**Short problem**
Identify the lines that contain the string "NancyFaeser", then copy each of them.

━━━━━━━━━━━━━━━━

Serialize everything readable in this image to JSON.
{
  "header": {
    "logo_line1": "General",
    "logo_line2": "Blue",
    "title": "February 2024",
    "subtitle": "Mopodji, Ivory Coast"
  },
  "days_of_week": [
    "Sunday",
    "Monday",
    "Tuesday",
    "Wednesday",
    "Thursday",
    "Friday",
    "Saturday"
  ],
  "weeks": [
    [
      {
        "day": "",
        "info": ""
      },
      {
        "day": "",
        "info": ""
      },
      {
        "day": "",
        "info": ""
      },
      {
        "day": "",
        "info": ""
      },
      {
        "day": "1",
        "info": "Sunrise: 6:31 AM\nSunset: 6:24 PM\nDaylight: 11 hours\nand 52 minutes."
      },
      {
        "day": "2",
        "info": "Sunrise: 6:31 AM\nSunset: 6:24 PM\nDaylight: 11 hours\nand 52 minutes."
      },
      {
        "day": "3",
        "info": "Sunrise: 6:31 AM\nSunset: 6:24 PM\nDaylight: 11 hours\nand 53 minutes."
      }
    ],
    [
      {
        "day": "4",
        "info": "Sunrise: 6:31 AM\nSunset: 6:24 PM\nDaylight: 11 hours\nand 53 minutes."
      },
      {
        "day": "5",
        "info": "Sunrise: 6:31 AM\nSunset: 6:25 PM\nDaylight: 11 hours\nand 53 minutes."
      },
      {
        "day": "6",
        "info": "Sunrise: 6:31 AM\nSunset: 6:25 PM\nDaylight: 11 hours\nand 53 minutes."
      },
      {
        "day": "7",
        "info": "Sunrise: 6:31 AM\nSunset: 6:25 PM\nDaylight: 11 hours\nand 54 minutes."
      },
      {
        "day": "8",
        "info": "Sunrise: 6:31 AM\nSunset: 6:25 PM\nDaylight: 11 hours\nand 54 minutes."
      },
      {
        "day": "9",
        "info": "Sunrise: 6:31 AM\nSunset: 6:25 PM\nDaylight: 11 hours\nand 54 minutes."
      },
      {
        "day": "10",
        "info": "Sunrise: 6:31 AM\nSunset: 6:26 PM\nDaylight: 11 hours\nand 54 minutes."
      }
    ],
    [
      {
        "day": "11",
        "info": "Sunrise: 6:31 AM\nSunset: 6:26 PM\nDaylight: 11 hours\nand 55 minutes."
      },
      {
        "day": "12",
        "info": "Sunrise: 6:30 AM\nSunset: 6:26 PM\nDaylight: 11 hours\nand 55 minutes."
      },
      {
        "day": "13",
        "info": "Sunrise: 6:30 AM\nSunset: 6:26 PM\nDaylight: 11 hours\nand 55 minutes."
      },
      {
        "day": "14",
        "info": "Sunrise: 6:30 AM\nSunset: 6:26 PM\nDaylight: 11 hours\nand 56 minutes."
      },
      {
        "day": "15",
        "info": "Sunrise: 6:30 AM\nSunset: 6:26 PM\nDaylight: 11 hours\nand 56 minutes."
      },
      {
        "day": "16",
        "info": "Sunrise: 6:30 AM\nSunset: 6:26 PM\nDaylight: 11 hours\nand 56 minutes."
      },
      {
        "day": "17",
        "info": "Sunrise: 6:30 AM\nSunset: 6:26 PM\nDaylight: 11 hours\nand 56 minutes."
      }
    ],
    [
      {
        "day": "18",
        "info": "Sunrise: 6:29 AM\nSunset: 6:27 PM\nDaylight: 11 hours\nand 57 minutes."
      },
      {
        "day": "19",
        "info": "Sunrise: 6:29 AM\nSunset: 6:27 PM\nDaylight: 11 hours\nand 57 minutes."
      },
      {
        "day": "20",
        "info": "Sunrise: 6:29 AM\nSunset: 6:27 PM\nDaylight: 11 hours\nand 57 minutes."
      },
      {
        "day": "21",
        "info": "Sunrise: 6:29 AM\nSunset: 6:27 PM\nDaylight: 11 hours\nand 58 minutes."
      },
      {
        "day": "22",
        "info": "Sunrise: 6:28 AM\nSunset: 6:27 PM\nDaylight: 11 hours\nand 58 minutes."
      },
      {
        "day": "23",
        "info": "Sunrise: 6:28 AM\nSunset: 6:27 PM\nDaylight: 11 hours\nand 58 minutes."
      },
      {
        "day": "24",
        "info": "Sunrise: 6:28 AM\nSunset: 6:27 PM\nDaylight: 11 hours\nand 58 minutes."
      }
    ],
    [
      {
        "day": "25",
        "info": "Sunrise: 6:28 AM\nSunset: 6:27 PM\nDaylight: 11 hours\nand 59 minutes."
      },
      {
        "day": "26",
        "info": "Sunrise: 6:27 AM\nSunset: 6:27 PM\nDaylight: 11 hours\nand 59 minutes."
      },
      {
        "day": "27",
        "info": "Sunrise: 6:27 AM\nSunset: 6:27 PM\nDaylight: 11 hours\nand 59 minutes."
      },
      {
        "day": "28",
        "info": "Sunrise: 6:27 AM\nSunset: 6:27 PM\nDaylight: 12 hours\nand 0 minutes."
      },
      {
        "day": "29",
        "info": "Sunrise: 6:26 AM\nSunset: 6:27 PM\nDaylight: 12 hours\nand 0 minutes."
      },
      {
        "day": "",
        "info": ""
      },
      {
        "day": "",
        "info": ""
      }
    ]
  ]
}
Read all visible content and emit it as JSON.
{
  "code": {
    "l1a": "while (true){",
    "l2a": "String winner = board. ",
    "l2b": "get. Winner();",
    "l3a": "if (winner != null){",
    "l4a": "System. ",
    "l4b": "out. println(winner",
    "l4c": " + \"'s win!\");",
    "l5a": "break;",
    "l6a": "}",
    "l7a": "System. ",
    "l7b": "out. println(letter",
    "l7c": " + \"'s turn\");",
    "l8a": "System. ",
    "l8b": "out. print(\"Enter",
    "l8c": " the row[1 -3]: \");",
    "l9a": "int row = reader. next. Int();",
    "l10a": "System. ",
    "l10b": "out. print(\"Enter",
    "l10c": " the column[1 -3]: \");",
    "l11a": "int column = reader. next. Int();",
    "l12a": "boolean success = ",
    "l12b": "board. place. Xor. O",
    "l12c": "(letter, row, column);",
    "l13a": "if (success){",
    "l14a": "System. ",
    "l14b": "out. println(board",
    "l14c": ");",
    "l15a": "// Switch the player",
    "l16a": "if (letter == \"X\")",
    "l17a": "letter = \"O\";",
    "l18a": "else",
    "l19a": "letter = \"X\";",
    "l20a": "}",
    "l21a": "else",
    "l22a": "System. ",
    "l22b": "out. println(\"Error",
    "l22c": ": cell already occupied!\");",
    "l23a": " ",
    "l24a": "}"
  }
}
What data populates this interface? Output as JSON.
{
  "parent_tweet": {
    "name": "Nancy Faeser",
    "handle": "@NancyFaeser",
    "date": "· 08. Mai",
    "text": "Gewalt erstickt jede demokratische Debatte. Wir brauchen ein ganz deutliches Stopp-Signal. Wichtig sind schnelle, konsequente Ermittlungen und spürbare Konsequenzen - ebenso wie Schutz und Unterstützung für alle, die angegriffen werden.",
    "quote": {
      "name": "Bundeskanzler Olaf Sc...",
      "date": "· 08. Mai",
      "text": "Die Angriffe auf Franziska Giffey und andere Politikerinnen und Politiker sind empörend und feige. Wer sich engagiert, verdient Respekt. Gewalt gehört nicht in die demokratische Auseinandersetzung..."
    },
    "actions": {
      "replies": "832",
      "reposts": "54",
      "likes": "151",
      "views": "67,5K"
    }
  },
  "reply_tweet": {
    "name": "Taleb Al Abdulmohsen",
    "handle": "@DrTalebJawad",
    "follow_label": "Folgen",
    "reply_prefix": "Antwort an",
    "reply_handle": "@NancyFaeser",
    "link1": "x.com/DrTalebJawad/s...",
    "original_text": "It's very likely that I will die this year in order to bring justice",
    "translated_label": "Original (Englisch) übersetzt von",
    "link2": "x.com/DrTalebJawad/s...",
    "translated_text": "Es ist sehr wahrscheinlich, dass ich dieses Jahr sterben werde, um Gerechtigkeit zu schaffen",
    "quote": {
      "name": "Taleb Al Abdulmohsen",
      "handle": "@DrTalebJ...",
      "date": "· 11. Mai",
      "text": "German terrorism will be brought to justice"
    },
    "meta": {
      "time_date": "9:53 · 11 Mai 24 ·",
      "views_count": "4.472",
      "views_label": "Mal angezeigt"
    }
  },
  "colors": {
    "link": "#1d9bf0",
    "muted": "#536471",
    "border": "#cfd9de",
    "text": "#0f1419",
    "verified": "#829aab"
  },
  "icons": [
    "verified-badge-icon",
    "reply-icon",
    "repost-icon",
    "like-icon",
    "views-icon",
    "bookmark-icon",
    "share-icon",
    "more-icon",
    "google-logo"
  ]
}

━━━━━━━━━━━━━━━━

**Exercise output**
    "handle": "@NancyFaeser",
    "reply_handle": "@NancyFaeser",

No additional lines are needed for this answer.